**EXERCISE OBJECTIVE:**
Where a line in the listing contains the string "icon", copy that line out.

Stored data entries
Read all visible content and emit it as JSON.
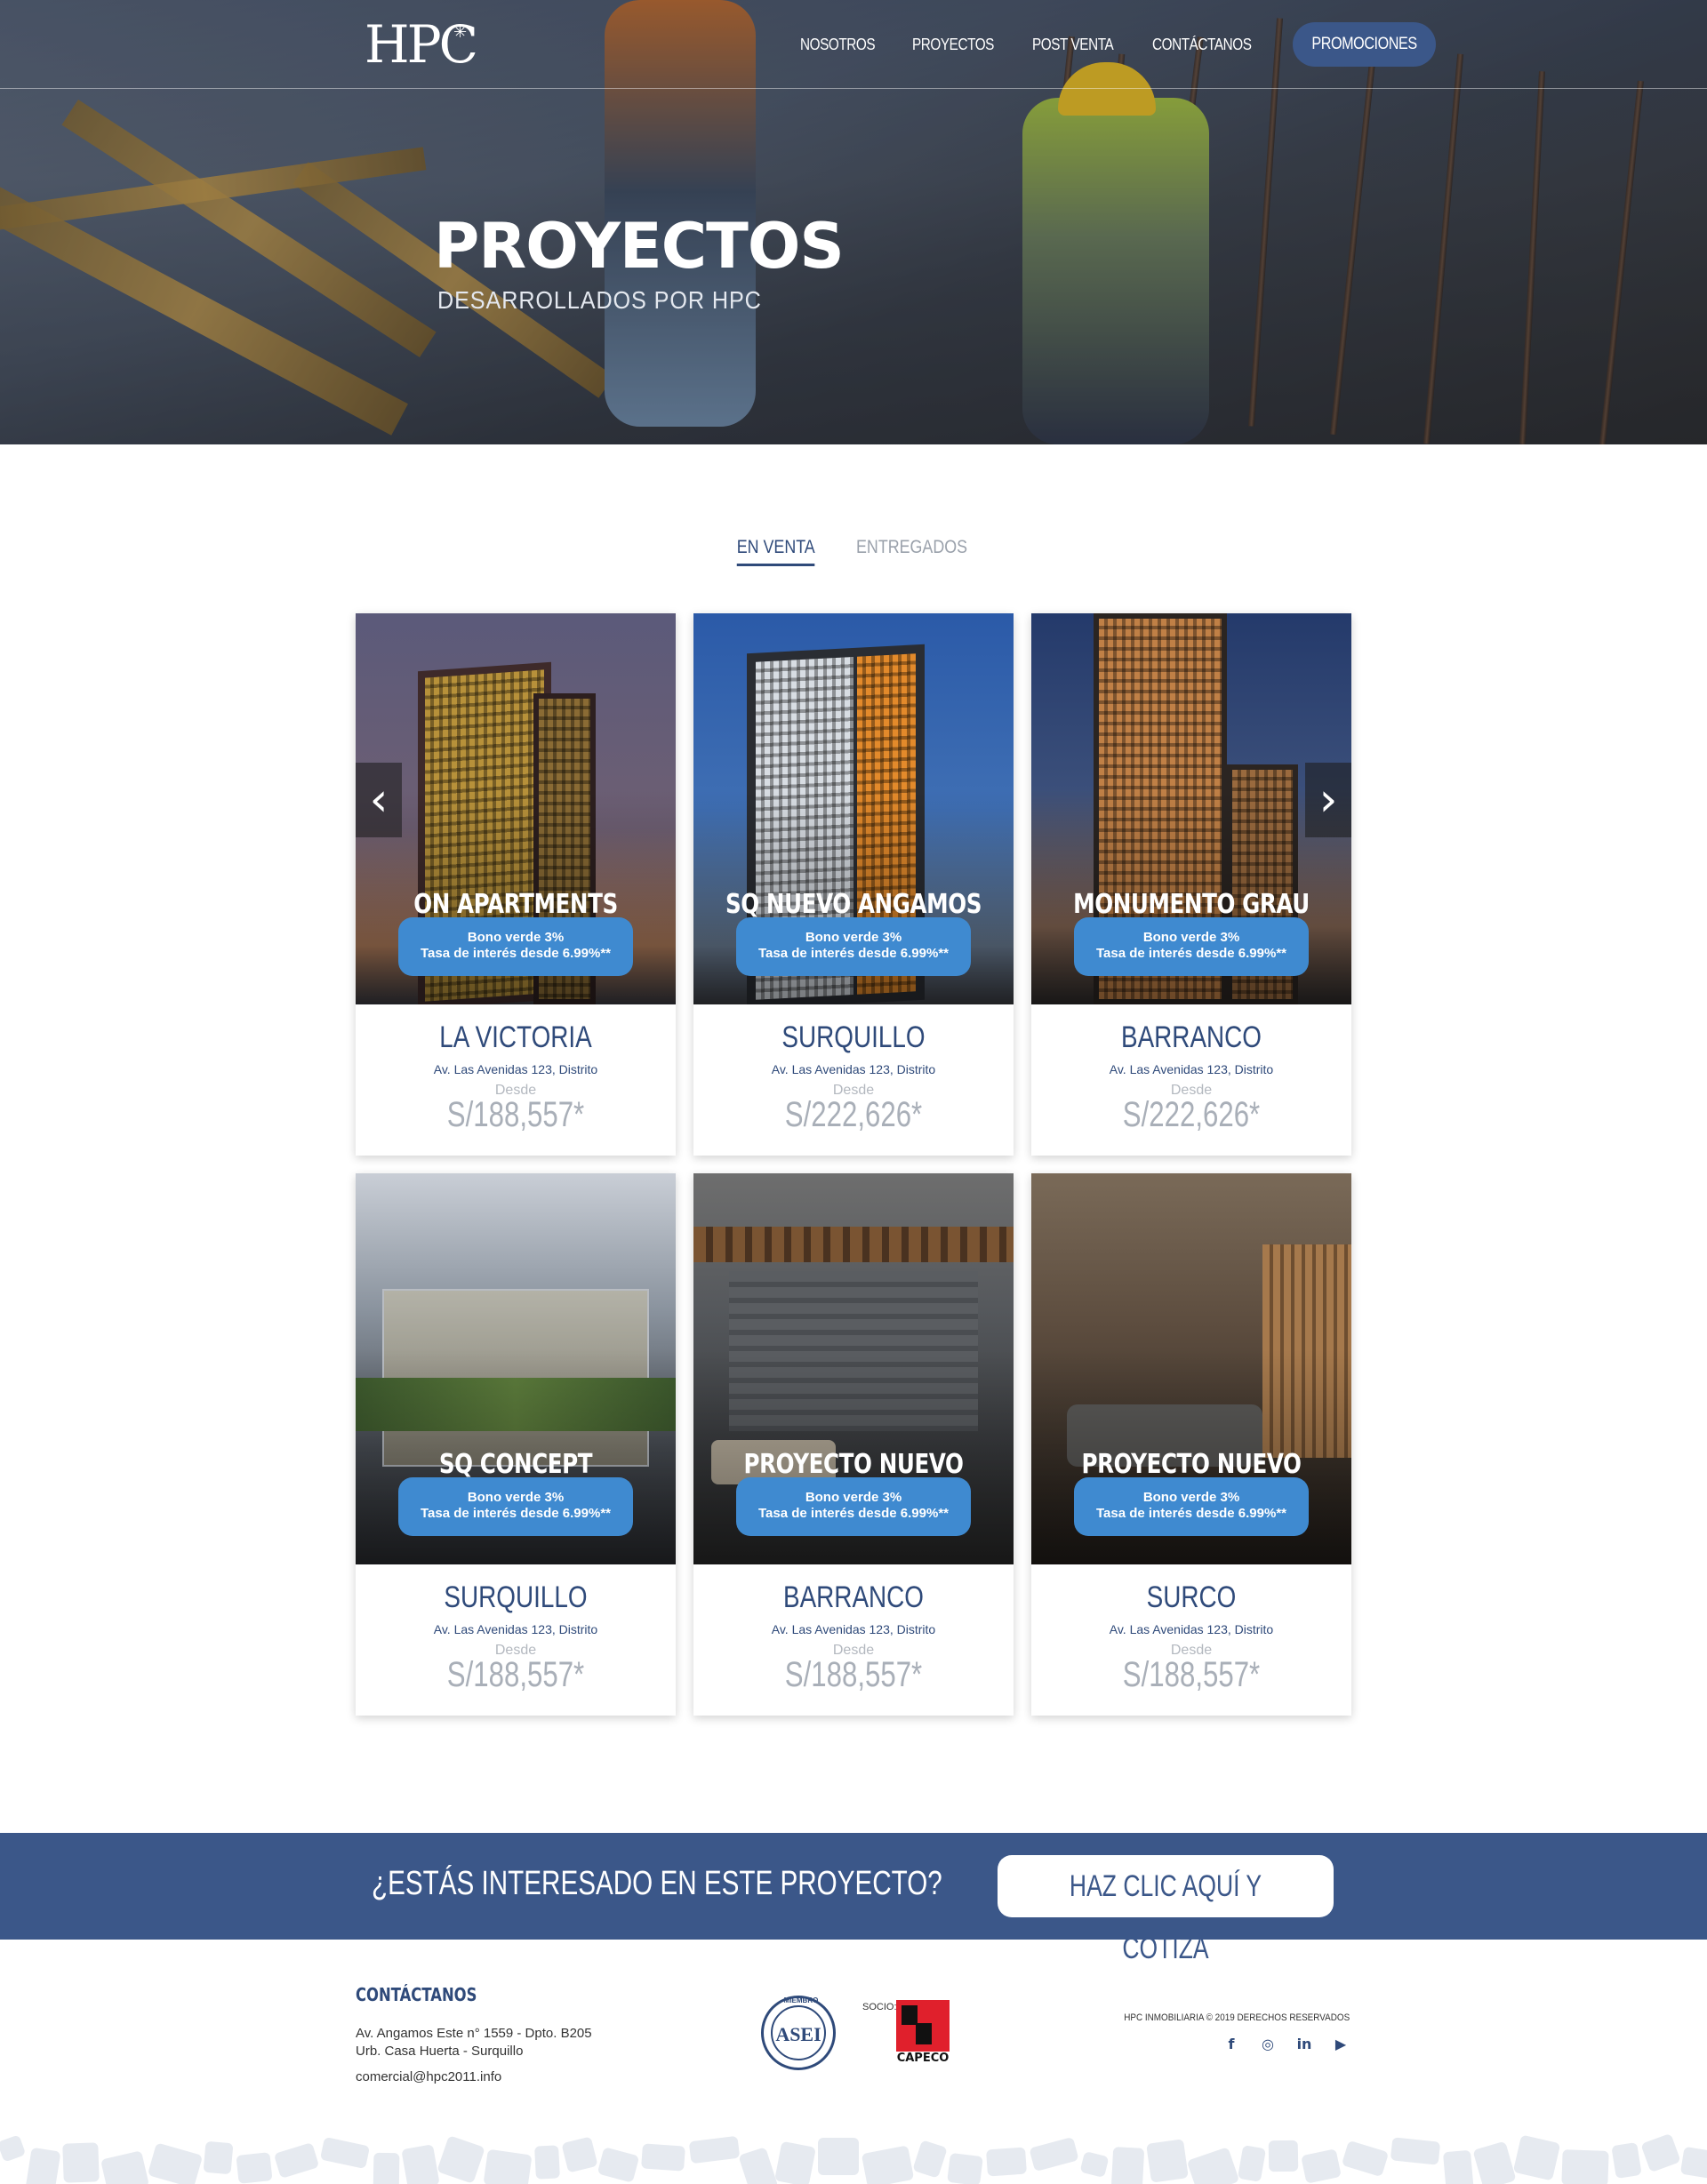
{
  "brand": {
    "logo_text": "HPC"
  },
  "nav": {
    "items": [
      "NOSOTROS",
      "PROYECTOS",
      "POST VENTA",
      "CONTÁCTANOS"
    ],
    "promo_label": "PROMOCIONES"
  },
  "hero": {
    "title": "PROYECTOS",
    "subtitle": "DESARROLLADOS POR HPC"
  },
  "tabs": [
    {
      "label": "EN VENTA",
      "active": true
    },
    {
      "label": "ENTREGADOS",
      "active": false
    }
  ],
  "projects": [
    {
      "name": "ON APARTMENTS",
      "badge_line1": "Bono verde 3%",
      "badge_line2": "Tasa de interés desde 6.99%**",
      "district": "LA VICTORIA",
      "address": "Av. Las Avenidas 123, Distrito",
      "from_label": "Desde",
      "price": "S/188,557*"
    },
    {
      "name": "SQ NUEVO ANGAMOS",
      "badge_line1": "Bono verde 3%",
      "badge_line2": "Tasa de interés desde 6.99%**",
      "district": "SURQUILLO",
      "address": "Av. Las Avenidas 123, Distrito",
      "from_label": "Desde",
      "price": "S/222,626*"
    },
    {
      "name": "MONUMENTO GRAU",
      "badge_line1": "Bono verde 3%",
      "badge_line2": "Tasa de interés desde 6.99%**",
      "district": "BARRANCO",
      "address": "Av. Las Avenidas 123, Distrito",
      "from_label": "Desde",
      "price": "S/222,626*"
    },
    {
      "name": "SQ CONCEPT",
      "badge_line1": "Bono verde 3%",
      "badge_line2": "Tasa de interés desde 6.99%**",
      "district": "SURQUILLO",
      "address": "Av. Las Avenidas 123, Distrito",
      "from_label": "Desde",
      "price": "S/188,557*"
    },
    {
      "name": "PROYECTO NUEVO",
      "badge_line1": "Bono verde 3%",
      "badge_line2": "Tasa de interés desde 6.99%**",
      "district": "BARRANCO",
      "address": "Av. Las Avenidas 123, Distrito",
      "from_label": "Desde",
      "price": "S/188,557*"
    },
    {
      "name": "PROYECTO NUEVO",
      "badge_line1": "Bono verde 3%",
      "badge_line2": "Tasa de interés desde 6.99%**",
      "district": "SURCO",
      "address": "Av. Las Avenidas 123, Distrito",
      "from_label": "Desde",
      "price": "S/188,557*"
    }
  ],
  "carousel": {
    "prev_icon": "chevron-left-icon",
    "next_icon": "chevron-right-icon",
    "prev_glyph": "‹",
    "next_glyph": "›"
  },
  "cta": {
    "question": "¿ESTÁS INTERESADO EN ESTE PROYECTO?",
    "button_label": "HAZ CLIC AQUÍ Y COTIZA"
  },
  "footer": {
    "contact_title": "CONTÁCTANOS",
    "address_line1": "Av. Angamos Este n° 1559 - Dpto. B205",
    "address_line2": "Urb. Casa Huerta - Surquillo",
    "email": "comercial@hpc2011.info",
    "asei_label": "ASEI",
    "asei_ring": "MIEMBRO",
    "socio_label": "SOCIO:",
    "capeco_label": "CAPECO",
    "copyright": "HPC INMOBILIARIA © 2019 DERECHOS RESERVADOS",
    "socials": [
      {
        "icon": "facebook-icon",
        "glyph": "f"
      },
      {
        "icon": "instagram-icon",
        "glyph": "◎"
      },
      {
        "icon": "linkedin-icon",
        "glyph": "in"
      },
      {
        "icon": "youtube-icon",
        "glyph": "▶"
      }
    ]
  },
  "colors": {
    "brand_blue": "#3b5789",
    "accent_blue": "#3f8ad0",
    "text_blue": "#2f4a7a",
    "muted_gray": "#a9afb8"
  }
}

**TASK OUTPUT:**
    "prev_icon": "chevron-left-icon",
    "next_icon": "chevron-right-icon",
        "icon": "facebook-icon",
        "icon": "instagram-icon",
        "icon": "linkedin-icon",
        "icon": "youtube-icon",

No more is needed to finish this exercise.